* **Consignes de l'exercice**
- a) Recopiez le passage de l'extrait sur les frappes au Liban qui commence par « Le Liban enlisé » et s'arrête après « de 80.000 personnes. », en changeant « roquettes » en « missiles ».
- b) D'après l'extrait sur les frappes au Liban, combien de personnes ont été déplacées au Liban ?

* **Extrait choisi**
==*==

Alors que le conflit iranien entre dans sa sixième journée, de nouvelles frappes secouent le Liban. Dans la nuit du 4 mars, une frappe israélienne a visé l’hôtel Comfort à Hazmieh Baabda, un quartier situé à proximité du palais présidentiel libanais. L’attaque a fait état de 11 morts et plusieurs blessés.
Ce raid a provoqué une onde de choc à Beyrouth. Dans le même temps, d’autres bombardements ont été signalés à Baalbek et dans plusieurs localités du sud du Liban. Selon les autorités libanaises, ces attaques s’inscrivent dans une nouvelle vague de frappes visant les infrastructures et positions présumées du Hezbollah.
Le Liban enlisé dans la guerre
Ces opérations militaires s’inscrivent dans un conflit plus large déclenché par les frappes israélo-américaines contre l’Iran à la fin du mois de février. En réponse, le Hezbollah, allié stratégique de Téhéran, a lancé des tirs de roquettes et de drones contre le nord d’Israël, ouvrant un nouveau front de guerre. Israël a immédiatement réagi en intensifiant ses frappes sur le territoire libanais, visant les infrastructures du mouvement chiite et ses réseaux logistiques.
Au Liban, les conséquences humanitaires ont entraîné le déplacement de plus de 80.000 personnes.

==*==

* **Données étudiées**

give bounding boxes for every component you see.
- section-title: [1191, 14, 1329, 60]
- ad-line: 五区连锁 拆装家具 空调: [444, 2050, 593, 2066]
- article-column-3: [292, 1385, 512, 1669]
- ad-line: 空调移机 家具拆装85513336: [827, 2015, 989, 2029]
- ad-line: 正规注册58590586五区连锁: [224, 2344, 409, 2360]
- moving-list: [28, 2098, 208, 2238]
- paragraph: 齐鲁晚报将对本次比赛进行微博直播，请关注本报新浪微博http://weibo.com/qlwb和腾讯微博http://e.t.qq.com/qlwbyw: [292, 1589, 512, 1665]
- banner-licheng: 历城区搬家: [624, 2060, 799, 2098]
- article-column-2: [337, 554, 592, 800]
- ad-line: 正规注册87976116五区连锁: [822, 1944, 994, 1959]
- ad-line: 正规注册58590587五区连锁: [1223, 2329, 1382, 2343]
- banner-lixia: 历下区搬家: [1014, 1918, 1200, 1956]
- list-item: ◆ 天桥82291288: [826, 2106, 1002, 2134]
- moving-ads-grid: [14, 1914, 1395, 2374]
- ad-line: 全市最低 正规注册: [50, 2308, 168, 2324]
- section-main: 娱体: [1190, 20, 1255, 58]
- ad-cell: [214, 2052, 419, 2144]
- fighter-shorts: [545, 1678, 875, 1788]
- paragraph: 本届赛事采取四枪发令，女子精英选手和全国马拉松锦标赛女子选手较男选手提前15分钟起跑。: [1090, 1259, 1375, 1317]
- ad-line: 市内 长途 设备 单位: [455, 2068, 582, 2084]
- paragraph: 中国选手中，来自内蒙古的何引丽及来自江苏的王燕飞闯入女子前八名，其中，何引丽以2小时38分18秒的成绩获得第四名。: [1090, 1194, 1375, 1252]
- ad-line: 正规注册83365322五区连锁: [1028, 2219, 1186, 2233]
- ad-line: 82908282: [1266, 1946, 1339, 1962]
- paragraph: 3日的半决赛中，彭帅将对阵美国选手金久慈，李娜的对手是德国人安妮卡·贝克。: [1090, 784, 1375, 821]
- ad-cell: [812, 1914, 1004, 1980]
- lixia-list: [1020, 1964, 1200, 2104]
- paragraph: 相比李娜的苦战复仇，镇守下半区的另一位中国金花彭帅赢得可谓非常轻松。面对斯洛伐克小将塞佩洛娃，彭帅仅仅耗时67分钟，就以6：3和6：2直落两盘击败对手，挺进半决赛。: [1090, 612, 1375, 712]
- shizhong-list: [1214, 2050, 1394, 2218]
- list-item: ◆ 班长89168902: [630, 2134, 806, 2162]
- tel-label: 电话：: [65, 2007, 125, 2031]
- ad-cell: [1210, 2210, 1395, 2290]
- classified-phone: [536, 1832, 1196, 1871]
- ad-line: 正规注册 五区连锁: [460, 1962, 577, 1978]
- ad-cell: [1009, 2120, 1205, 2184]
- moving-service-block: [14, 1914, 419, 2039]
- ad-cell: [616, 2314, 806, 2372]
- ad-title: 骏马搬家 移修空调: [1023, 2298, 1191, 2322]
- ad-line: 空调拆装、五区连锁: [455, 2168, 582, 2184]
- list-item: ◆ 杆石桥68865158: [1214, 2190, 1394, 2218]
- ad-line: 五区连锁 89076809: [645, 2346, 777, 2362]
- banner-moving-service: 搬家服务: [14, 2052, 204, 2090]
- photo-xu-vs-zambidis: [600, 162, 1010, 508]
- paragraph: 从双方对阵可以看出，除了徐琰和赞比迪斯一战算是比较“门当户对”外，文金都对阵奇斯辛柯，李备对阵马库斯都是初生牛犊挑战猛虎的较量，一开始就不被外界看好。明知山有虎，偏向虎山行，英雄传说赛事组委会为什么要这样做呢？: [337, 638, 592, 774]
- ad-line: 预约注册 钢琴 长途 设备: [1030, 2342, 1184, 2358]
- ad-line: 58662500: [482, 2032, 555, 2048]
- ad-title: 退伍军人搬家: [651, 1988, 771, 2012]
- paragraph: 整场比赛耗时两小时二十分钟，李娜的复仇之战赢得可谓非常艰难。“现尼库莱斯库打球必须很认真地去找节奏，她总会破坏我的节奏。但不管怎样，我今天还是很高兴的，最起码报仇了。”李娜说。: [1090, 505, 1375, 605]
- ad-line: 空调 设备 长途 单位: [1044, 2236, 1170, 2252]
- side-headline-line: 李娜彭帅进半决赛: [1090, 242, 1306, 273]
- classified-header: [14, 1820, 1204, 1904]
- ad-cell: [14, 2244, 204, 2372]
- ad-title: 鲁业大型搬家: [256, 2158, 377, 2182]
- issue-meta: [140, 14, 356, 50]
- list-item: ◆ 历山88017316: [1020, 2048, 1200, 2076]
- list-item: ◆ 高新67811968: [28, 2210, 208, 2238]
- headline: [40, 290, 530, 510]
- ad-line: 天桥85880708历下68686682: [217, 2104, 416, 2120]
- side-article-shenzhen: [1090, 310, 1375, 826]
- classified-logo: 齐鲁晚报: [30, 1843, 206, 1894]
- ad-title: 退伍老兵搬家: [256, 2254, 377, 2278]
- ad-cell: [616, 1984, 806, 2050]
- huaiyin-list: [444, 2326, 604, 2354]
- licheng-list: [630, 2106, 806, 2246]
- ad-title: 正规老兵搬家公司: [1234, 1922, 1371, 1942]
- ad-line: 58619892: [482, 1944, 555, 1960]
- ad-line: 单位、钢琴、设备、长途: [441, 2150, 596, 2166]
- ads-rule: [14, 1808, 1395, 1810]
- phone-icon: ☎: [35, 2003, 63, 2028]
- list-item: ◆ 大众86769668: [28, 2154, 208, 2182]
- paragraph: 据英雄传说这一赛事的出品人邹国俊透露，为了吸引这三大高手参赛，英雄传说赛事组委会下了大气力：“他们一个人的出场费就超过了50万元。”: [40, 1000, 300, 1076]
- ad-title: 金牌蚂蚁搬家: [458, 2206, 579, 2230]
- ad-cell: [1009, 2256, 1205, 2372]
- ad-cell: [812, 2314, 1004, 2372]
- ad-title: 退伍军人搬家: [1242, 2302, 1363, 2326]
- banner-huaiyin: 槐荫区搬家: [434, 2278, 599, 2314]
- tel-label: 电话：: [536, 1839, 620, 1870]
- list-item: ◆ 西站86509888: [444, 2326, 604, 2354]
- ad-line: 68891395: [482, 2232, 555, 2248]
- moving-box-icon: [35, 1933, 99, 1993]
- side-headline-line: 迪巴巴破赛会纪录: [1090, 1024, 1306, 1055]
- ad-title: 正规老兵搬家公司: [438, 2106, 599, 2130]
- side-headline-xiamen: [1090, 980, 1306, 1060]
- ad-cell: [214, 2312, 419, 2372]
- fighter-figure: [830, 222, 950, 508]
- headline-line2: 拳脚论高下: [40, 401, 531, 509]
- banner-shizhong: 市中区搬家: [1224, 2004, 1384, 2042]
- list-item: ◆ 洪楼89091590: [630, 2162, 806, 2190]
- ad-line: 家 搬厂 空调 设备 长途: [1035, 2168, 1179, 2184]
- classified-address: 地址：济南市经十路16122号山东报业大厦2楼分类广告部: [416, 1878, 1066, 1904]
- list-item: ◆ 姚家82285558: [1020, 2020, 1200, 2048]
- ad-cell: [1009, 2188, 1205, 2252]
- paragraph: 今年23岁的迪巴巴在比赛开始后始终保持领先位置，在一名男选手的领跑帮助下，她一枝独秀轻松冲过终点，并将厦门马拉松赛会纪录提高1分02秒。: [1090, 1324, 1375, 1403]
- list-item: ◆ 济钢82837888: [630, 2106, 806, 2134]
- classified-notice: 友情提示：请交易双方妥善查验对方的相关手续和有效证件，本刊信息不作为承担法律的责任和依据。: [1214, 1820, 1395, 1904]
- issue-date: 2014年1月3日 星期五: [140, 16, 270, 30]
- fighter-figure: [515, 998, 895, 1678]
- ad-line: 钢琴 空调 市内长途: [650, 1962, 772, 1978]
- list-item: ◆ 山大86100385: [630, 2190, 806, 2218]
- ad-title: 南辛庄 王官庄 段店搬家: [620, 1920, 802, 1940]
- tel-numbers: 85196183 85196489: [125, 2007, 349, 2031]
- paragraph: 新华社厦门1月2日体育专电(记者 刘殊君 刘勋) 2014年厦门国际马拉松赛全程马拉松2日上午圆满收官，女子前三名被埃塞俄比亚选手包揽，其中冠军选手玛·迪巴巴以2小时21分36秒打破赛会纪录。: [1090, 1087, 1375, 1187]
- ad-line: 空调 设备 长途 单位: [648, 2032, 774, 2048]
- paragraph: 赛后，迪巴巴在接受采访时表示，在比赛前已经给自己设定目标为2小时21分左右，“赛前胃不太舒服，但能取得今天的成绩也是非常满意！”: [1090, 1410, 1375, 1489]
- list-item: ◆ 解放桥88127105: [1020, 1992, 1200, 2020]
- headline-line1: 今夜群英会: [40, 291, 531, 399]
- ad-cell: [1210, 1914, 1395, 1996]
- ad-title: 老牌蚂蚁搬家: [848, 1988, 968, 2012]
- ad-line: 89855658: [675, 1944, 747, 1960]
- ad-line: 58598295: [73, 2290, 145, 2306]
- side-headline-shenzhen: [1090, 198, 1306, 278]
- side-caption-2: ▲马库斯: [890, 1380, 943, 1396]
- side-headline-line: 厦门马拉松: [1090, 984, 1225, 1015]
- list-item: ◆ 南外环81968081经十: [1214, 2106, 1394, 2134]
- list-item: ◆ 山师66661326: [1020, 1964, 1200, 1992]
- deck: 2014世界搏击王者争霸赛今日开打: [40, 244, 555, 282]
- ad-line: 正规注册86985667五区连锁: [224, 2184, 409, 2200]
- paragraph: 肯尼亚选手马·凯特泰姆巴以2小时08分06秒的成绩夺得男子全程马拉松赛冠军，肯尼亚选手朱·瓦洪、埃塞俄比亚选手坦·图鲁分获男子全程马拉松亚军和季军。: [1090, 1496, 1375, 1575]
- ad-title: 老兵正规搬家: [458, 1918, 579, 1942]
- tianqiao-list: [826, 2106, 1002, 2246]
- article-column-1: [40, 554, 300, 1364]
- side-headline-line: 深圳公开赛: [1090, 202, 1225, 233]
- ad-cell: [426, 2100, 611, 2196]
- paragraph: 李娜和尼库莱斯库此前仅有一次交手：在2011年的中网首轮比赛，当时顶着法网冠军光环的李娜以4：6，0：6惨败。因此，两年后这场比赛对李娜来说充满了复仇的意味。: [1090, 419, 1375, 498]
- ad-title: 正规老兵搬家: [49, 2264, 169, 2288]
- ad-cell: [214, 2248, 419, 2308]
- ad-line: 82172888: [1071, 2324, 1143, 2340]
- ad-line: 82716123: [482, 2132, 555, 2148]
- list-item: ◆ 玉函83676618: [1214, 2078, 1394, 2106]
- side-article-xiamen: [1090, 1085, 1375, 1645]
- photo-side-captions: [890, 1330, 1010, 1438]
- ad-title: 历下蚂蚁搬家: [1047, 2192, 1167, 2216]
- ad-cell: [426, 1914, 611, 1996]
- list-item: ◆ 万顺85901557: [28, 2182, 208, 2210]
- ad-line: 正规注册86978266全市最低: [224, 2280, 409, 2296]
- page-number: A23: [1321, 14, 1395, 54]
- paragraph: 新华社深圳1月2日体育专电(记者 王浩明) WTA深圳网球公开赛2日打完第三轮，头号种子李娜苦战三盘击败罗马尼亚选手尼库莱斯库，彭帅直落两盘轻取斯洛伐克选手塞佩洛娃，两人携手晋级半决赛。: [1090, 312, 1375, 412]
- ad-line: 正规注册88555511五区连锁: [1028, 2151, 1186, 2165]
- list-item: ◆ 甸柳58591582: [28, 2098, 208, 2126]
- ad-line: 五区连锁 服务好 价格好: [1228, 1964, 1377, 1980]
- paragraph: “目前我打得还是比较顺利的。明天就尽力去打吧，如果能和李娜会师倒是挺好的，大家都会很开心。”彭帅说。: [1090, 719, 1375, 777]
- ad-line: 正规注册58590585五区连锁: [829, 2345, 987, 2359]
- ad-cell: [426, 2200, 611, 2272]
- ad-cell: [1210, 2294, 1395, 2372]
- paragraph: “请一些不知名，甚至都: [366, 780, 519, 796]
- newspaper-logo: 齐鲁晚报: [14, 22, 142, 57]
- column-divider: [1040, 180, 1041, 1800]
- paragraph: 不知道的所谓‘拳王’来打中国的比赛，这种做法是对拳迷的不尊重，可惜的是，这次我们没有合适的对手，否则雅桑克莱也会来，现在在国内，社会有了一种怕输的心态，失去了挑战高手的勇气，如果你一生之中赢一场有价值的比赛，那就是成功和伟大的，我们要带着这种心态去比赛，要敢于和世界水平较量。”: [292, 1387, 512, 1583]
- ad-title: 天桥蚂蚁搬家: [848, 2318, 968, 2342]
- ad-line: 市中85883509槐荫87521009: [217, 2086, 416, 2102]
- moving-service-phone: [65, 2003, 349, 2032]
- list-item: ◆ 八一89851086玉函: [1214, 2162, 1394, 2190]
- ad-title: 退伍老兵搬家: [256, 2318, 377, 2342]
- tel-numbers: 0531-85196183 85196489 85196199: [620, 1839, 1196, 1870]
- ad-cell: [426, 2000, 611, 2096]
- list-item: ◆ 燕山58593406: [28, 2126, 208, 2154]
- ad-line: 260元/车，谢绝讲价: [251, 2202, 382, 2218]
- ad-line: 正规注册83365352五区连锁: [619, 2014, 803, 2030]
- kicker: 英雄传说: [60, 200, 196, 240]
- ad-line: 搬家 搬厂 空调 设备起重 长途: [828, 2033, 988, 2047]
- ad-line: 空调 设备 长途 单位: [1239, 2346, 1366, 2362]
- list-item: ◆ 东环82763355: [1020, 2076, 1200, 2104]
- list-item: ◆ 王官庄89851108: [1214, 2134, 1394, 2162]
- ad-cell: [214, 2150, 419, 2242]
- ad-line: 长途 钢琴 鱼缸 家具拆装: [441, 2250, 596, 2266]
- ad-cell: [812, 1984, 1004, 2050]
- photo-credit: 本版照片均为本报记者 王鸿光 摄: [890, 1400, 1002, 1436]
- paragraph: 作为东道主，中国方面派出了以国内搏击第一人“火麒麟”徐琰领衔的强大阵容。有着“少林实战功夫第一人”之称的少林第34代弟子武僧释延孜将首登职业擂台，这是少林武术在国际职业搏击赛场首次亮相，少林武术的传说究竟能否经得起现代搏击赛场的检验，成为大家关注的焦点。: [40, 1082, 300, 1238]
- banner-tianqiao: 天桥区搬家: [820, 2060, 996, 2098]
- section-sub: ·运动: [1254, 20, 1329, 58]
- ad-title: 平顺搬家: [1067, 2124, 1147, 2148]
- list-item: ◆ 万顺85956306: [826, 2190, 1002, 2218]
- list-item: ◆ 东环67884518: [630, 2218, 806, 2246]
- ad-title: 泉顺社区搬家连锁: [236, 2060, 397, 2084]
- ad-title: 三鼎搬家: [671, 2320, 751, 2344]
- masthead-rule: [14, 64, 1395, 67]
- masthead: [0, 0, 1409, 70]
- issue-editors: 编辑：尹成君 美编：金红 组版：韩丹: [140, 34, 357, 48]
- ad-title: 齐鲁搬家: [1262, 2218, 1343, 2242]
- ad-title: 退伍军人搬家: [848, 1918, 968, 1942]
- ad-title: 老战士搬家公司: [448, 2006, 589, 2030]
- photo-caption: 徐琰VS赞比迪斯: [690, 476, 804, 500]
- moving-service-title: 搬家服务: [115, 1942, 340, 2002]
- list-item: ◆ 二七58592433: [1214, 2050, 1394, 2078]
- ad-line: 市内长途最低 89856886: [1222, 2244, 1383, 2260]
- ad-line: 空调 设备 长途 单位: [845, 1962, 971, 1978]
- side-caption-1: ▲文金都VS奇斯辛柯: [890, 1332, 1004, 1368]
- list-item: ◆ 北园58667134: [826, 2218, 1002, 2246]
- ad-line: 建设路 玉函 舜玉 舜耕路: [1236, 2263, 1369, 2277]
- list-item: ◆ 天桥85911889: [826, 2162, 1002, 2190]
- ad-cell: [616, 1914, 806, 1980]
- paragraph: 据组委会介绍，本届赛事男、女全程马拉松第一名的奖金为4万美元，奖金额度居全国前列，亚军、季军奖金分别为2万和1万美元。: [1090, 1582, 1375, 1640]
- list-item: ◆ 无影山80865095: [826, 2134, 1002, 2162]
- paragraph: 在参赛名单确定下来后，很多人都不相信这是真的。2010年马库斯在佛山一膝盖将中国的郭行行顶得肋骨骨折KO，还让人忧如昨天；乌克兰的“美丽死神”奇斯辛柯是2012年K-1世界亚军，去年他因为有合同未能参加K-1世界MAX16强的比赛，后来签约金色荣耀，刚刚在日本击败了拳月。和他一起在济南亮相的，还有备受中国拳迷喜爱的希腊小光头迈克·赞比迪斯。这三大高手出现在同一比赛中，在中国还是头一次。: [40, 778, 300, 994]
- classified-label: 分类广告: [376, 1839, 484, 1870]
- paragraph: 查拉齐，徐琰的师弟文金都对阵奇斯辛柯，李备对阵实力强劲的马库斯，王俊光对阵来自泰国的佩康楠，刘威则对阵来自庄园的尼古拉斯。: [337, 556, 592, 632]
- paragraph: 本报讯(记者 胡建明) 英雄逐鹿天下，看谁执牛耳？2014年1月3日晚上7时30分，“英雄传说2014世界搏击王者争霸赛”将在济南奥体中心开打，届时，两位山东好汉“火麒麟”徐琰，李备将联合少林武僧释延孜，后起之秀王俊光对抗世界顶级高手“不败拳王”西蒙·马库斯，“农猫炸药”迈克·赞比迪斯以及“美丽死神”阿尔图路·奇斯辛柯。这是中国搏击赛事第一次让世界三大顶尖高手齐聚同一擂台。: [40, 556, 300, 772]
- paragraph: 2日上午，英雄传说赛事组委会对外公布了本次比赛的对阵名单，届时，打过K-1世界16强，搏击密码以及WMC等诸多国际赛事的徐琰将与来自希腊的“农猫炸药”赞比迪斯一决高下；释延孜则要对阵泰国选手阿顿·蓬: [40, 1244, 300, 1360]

==*==

* **Réponses par consigne**
- a)
Le Liban enlisé dans la guerre
Ces opérations militaires s’inscrivent dans un conflit plus large déclenché par les frappes israélo-américaines contre l’Iran à la fin du mois de février. En réponse, le Hezbollah, allié stratégique de Téhéran, a lancé des tirs de missiles et de drones contre le nord d’Israël, ouvrant un nouveau front de guerre. Israël a immédiatement réagi en intensifiant ses frappes sur le territoire libanais, visant les infrastructures du mouvement chiite et ses réseaux logistiques.
Au Liban, les conséquences humanitaires ont entraîné le déplacement de plus de 80.000 personnes.

- b) Plus de 80.000 personnes ont été déplacées.